[Data entries]
┄┄┄┄┄┄┄┄┄┄┄┄┄┄┄┄┄┄┄┄

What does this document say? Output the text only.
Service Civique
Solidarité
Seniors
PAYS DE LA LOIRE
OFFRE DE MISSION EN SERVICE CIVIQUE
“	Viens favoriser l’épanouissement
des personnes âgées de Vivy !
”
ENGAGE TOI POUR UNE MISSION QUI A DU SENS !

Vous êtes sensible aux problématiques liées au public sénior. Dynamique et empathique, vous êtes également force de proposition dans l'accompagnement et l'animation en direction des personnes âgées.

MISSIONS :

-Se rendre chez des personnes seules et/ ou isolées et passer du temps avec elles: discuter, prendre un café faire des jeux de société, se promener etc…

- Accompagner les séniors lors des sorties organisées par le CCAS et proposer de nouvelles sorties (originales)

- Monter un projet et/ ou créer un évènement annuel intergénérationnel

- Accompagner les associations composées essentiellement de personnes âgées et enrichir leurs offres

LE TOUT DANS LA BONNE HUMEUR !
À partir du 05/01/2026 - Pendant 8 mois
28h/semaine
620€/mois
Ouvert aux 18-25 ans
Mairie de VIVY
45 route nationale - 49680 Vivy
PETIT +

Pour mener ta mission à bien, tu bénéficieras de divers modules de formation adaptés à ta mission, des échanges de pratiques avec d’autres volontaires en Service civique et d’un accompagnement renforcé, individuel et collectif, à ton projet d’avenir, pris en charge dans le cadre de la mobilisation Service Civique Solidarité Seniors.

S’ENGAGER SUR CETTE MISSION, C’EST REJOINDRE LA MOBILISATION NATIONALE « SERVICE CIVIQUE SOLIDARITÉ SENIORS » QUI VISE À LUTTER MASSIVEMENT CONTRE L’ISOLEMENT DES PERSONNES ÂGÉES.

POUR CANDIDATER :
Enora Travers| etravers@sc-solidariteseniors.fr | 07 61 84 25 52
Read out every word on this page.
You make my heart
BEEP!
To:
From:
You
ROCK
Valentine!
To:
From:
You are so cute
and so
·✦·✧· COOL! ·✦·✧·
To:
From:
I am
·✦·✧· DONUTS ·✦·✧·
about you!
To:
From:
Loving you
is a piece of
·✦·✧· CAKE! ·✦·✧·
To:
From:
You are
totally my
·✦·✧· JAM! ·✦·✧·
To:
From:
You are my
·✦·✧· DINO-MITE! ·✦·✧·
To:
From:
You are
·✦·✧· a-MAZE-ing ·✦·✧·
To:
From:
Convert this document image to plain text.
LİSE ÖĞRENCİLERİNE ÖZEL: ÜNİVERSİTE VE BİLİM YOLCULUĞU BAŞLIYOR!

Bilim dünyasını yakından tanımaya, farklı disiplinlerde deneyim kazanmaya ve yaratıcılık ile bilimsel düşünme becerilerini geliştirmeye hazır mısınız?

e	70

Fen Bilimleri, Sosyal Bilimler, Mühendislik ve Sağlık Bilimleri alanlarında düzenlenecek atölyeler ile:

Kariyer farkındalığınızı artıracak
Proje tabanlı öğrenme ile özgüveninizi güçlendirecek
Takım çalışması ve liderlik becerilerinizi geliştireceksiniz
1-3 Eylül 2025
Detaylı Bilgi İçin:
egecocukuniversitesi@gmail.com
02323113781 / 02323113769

┄┄┄┄┄┄┄┄┄┄┄┄┄┄┄┄┄┄┄┄

TASK DESCRIPTION:
Output the records above in their entirety, exactly.

WRITTEN ANSWER:
What does this document say? Output the text only.
Service Civique
Solidarité
Seniors
PAYS DE LA LOIRE
OFFRE DE MISSION EN SERVICE CIVIQUE
“	Viens favoriser l’épanouissement
des personnes âgées de Vivy !
”
ENGAGE TOI POUR UNE MISSION QUI A DU SENS !

Vous êtes sensible aux problématiques liées au public sénior. Dynamique et empathique, vous êtes également force de proposition dans l'accompagnement et l'animation en direction des personnes âgées.

MISSIONS :

-Se rendre chez des personnes seules et/ ou isolées et passer du temps avec elles: discuter, prendre un café faire des jeux de société, se promener etc…

- Accompagner les séniors lors des sorties organisées par le CCAS et proposer de nouvelles sorties (originales)

- Monter un projet et/ ou créer un évènement annuel intergénérationnel

- Accompagner les associations composées essentiellement de personnes âgées et enrichir leurs offres

LE TOUT DANS LA BONNE HUMEUR !
À partir du 05/01/2026 - Pendant 8 mois
28h/semaine
620€/mois
Ouvert aux 18-25 ans
Mairie de VIVY
45 route nationale - 49680 Vivy
PETIT +

Pour mener ta mission à bien, tu bénéficieras de divers modules de formation adaptés à ta mission, des échanges de pratiques avec d’autres volontaires en Service civique et d’un accompagnement renforcé, individuel et collectif, à ton projet d’avenir, pris en charge dans le cadre de la mobilisation Service Civique Solidarité Seniors.

S’ENGAGER SUR CETTE MISSION, C’EST REJOINDRE LA MOBILISATION NATIONALE « SERVICE CIVIQUE SOLIDARITÉ SENIORS » QUI VISE À LUTTER MASSIVEMENT CONTRE L’ISOLEMENT DES PERSONNES ÂGÉES.

POUR CANDIDATER :
Enora Travers| etravers@sc-solidariteseniors.fr | 07 61 84 25 52
Read out every word on this page.
You make my heart
BEEP!
To:
From:
You
ROCK
Valentine!
To:
From:
You are so cute
and so
·✦·✧· COOL! ·✦·✧·
To:
From:
I am
·✦·✧· DONUTS ·✦·✧·
about you!
To:
From:
Loving you
is a piece of
·✦·✧· CAKE! ·✦·✧·
To:
From:
You are
totally my
·✦·✧· JAM! ·✦·✧·
To:
From:
You are my
·✦·✧· DINO-MITE! ·✦·✧·
To:
From:
You are
·✦·✧· a-MAZE-ing ·✦·✧·
To:
From:
Convert this document image to plain text.
LİSE ÖĞRENCİLERİNE ÖZEL: ÜNİVERSİTE VE BİLİM YOLCULUĞU BAŞLIYOR!

Bilim dünyasını yakından tanımaya, farklı disiplinlerde deneyim kazanmaya ve yaratıcılık ile bilimsel düşünme becerilerini geliştirmeye hazır mısınız?

e	70

Fen Bilimleri, Sosyal Bilimler, Mühendislik ve Sağlık Bilimleri alanlarında düzenlenecek atölyeler ile:

Kariyer farkındalığınızı artıracak
Proje tabanlı öğrenme ile özgüveninizi güçlendirecek
Takım çalışması ve liderlik becerilerinizi geliştireceksiniz
1-3 Eylül 2025
Detaylı Bilgi İçin:
egecocukuniversitesi@gmail.com
02323113781 / 02323113769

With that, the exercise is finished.